▶ TASK PROMPT
Write out each record again exactly as it stands.

▶ DATA SUPPLIED
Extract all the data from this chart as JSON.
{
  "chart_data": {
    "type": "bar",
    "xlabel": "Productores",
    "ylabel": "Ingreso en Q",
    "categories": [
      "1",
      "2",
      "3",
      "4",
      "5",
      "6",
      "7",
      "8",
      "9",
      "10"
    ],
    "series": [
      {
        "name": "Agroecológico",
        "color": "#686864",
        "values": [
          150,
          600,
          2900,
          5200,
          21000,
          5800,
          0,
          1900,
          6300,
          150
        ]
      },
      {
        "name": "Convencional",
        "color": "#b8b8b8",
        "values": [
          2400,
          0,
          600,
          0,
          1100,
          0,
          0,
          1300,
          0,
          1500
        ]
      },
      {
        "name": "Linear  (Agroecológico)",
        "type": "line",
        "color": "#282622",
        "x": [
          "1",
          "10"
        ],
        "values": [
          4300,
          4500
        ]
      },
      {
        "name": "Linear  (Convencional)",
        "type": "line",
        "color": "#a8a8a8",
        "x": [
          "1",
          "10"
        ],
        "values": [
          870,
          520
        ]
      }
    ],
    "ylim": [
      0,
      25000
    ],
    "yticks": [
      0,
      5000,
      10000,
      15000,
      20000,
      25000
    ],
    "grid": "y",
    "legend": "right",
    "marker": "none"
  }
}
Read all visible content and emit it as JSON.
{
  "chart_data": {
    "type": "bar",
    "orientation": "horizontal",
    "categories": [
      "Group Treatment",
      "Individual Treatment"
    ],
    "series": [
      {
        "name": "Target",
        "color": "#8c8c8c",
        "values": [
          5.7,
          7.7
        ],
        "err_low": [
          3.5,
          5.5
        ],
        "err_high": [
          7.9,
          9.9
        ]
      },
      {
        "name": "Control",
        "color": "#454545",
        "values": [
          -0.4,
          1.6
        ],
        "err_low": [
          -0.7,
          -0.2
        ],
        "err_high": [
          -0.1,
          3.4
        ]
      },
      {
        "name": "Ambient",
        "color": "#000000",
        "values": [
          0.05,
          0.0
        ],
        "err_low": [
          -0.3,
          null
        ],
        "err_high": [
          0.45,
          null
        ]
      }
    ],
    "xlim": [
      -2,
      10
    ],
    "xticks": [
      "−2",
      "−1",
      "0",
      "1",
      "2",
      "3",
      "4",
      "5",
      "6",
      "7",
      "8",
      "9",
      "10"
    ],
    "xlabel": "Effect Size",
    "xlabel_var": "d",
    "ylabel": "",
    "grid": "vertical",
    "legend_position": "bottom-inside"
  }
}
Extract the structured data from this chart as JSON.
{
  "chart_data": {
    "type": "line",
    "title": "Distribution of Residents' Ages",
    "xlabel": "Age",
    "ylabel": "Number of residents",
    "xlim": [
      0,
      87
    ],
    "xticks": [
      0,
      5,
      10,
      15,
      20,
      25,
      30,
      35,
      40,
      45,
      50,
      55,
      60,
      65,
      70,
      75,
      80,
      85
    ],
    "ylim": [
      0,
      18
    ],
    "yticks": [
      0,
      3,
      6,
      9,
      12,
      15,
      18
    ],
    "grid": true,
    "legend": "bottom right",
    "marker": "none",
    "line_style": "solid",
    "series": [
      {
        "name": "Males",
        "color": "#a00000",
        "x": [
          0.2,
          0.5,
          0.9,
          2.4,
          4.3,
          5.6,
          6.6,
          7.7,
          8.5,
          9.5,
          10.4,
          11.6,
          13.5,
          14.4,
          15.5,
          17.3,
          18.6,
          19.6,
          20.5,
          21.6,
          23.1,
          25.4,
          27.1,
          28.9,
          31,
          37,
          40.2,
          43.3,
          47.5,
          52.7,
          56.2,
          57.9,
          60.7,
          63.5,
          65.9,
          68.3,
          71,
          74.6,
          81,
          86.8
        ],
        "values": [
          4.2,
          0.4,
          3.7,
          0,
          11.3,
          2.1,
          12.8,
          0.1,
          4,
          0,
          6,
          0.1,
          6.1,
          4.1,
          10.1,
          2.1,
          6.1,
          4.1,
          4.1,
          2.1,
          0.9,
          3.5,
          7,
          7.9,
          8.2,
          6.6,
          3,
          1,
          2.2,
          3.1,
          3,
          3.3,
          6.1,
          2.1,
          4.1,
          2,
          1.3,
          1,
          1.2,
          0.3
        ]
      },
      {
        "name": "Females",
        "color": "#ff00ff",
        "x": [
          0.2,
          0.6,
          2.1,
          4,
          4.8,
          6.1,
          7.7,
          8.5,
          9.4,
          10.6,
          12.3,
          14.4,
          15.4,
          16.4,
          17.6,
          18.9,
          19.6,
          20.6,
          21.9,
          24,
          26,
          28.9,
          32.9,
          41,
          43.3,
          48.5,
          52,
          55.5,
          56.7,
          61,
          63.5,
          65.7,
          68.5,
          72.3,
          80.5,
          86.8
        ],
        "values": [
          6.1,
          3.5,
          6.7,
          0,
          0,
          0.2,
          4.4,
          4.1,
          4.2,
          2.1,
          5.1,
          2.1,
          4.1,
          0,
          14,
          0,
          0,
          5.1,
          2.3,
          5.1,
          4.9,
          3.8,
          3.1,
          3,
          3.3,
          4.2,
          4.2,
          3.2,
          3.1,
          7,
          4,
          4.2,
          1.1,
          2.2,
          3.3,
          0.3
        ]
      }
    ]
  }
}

▶ TASK ANSWER
Extract all the data from this chart as JSON.
{
  "chart_data": {
    "type": "bar",
    "xlabel": "Productores",
    "ylabel": "Ingreso en Q",
    "categories": [
      "1",
      "2",
      "3",
      "4",
      "5",
      "6",
      "7",
      "8",
      "9",
      "10"
    ],
    "series": [
      {
        "name": "Agroecológico",
        "color": "#686864",
        "values": [
          150,
          600,
          2900,
          5200,
          21000,
          5800,
          0,
          1900,
          6300,
          150
        ]
      },
      {
        "name": "Convencional",
        "color": "#b8b8b8",
        "values": [
          2400,
          0,
          600,
          0,
          1100,
          0,
          0,
          1300,
          0,
          1500
        ]
      },
      {
        "name": "Linear  (Agroecológico)",
        "type": "line",
        "color": "#282622",
        "x": [
          "1",
          "10"
        ],
        "values": [
          4300,
          4500
        ]
      },
      {
        "name": "Linear  (Convencional)",
        "type": "line",
        "color": "#a8a8a8",
        "x": [
          "1",
          "10"
        ],
        "values": [
          870,
          520
        ]
      }
    ],
    "ylim": [
      0,
      25000
    ],
    "yticks": [
      0,
      5000,
      10000,
      15000,
      20000,
      25000
    ],
    "grid": "y",
    "legend": "right",
    "marker": "none"
  }
}
Read all visible content and emit it as JSON.
{
  "chart_data": {
    "type": "bar",
    "orientation": "horizontal",
    "categories": [
      "Group Treatment",
      "Individual Treatment"
    ],
    "series": [
      {
        "name": "Target",
        "color": "#8c8c8c",
        "values": [
          5.7,
          7.7
        ],
        "err_low": [
          3.5,
          5.5
        ],
        "err_high": [
          7.9,
          9.9
        ]
      },
      {
        "name": "Control",
        "color": "#454545",
        "values": [
          -0.4,
          1.6
        ],
        "err_low": [
          -0.7,
          -0.2
        ],
        "err_high": [
          -0.1,
          3.4
        ]
      },
      {
        "name": "Ambient",
        "color": "#000000",
        "values": [
          0.05,
          0.0
        ],
        "err_low": [
          -0.3,
          null
        ],
        "err_high": [
          0.45,
          null
        ]
      }
    ],
    "xlim": [
      -2,
      10
    ],
    "xticks": [
      "−2",
      "−1",
      "0",
      "1",
      "2",
      "3",
      "4",
      "5",
      "6",
      "7",
      "8",
      "9",
      "10"
    ],
    "xlabel": "Effect Size",
    "xlabel_var": "d",
    "ylabel": "",
    "grid": "vertical",
    "legend_position": "bottom-inside"
  }
}
Extract the structured data from this chart as JSON.
{
  "chart_data": {
    "type": "line",
    "title": "Distribution of Residents' Ages",
    "xlabel": "Age",
    "ylabel": "Number of residents",
    "xlim": [
      0,
      87
    ],
    "xticks": [
      0,
      5,
      10,
      15,
      20,
      25,
      30,
      35,
      40,
      45,
      50,
      55,
      60,
      65,
      70,
      75,
      80,
      85
    ],
    "ylim": [
      0,
      18
    ],
    "yticks": [
      0,
      3,
      6,
      9,
      12,
      15,
      18
    ],
    "grid": true,
    "legend": "bottom right",
    "marker": "none",
    "line_style": "solid",
    "series": [
      {
        "name": "Males",
        "color": "#a00000",
        "x": [
          0.2,
          0.5,
          0.9,
          2.4,
          4.3,
          5.6,
          6.6,
          7.7,
          8.5,
          9.5,
          10.4,
          11.6,
          13.5,
          14.4,
          15.5,
          17.3,
          18.6,
          19.6,
          20.5,
          21.6,
          23.1,
          25.4,
          27.1,
          28.9,
          31,
          37,
          40.2,
          43.3,
          47.5,
          52.7,
          56.2,
          57.9,
          60.7,
          63.5,
          65.9,
          68.3,
          71,
          74.6,
          81,
          86.8
        ],
        "values": [
          4.2,
          0.4,
          3.7,
          0,
          11.3,
          2.1,
          12.8,
          0.1,
          4,
          0,
          6,
          0.1,
          6.1,
          4.1,
          10.1,
          2.1,
          6.1,
          4.1,
          4.1,
          2.1,
          0.9,
          3.5,
          7,
          7.9,
          8.2,
          6.6,
          3,
          1,
          2.2,
          3.1,
          3,
          3.3,
          6.1,
          2.1,
          4.1,
          2,
          1.3,
          1,
          1.2,
          0.3
        ]
      },
      {
        "name": "Females",
        "color": "#ff00ff",
        "x": [
          0.2,
          0.6,
          2.1,
          4,
          4.8,
          6.1,
          7.7,
          8.5,
          9.4,
          10.6,
          12.3,
          14.4,
          15.4,
          16.4,
          17.6,
          18.9,
          19.6,
          20.6,
          21.9,
          24,
          26,
          28.9,
          32.9,
          41,
          43.3,
          48.5,
          52,
          55.5,
          56.7,
          61,
          63.5,
          65.7,
          68.5,
          72.3,
          80.5,
          86.8
        ],
        "values": [
          6.1,
          3.5,
          6.7,
          0,
          0,
          0.2,
          4.4,
          4.1,
          4.2,
          2.1,
          5.1,
          2.1,
          4.1,
          0,
          14,
          0,
          0,
          5.1,
          2.3,
          5.1,
          4.9,
          3.8,
          3.1,
          3,
          3.3,
          4.2,
          4.2,
          3.2,
          3.1,
          7,
          4,
          4.2,
          1.1,
          2.2,
          3.3,
          0.3
        ]
      }
    ]
  }
}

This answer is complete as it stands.